◆ **Extrait**:
....................

Grâce à Maria Callas, qui interpréta La Vestale à La Scala en 1954, le nom de Spontini est connu. Mais on ignore souvent le rôle joué par un acteur important de la vie lyrique européenne de la première moitié du siècle romantique. Portrait d’un créateur étonnant, à la charnière de deux époques, dont Hector Berlioz revendiqua « l’énergique influence ».

Fils de cordonnier, issu d’une famille de cinq enfants, Gaspare Spontini (né le 14 novembre 1774 à Maiolati, près d’Ancône) est d’abord destiné à la carrière ecclésiastique. Expédié au séminaire de Jesi, il y manifeste un amour si exclusif pour la musique que l’on se résout à l’inscrire, en 1793, dans l’un des quatre prestigieux conservatoires napolitains, celui de la Pietà dei Turchini (connu aujourd’hui pour avoir donné son nom à un célèbre ensemble baroque).

Bien que son troisième prénom soit « Pacifico », Spontini y fait montre d’un caractère difficile, qui l’empêche de terminer sa formation napolitaine. Ayant inopinément quitté le Conservatoire, il parvient pourtant, dès 1796, à faire représenter à Rome son premier opéra, Li Puntigli delle donne (dont une intégrale dirigée par Alberto Zedda a été enregistrée chez Dynamic), où se perçoit encore l’influence de Paisiello et Cimarosa.

....................

Données de coordonnées de mise en page:

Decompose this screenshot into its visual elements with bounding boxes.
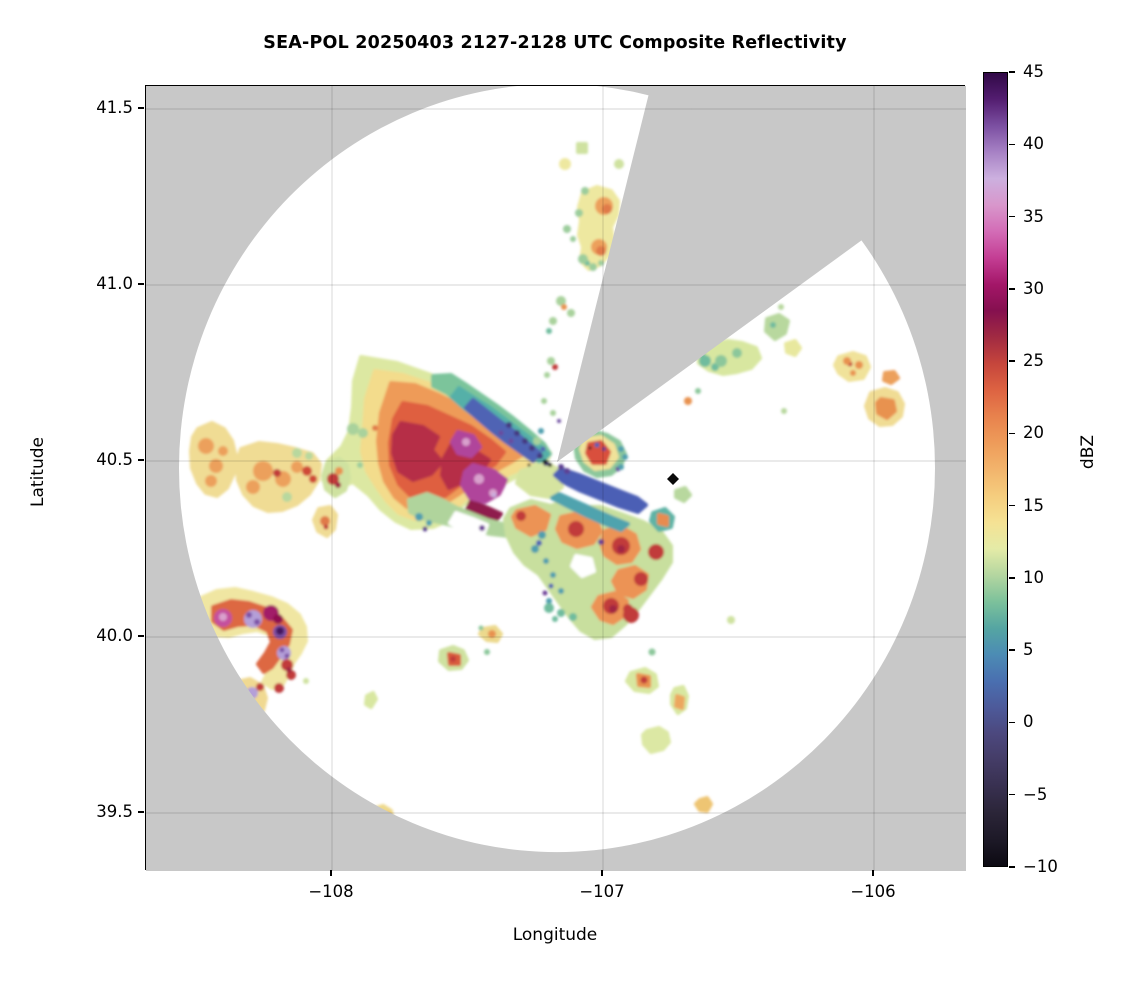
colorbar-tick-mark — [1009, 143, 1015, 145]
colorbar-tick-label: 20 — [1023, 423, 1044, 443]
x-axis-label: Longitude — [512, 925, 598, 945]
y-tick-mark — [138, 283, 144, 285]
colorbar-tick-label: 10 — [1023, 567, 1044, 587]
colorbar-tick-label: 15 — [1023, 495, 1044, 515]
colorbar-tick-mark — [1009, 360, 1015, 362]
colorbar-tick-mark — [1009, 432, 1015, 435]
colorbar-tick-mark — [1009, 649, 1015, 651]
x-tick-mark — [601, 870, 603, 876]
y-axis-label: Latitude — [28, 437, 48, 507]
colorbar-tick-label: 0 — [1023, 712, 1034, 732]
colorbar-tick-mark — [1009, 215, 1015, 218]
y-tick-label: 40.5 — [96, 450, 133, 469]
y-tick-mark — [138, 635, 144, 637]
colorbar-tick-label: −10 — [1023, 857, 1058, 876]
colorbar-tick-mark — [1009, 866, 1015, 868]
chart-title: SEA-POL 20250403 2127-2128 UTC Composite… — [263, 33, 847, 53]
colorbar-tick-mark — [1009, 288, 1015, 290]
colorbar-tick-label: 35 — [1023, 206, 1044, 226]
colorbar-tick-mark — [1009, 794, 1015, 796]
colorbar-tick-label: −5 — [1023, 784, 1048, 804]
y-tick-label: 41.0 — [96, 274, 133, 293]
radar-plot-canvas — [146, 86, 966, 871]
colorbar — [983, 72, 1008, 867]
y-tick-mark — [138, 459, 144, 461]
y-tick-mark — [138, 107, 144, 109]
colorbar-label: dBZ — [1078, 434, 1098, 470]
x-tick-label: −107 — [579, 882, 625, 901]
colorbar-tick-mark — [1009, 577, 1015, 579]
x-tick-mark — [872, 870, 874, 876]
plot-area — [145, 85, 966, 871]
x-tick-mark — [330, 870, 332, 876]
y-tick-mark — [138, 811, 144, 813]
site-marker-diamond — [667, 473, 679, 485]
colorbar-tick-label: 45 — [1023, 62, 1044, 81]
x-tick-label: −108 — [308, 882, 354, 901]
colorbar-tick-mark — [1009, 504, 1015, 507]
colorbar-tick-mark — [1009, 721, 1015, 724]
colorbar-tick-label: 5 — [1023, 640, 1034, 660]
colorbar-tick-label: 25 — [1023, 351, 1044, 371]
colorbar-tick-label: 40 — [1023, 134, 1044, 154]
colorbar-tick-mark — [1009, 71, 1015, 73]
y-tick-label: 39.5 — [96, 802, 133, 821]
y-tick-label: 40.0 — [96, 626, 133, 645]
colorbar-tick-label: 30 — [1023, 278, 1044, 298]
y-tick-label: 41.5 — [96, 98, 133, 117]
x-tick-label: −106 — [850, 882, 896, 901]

....................

◆ **Consigne**:
Répondez aux questions suivantes à partir de l'extrait sur Spontini.
(a) En quelle année Maria Callas interpréta-t-elle La Vestale à La Scala ?
(b) Dans quel conservatoire napolitain Spontini fut-il inscrit en 1793 ?
(c) Quel est le titre du premier opéra de Spontini représenté à Rome ?

◆ **Réponse**:
(a) En 1954.
(b) Celui de la Pietà dei Turchini.
(c) Li Puntigli delle donne.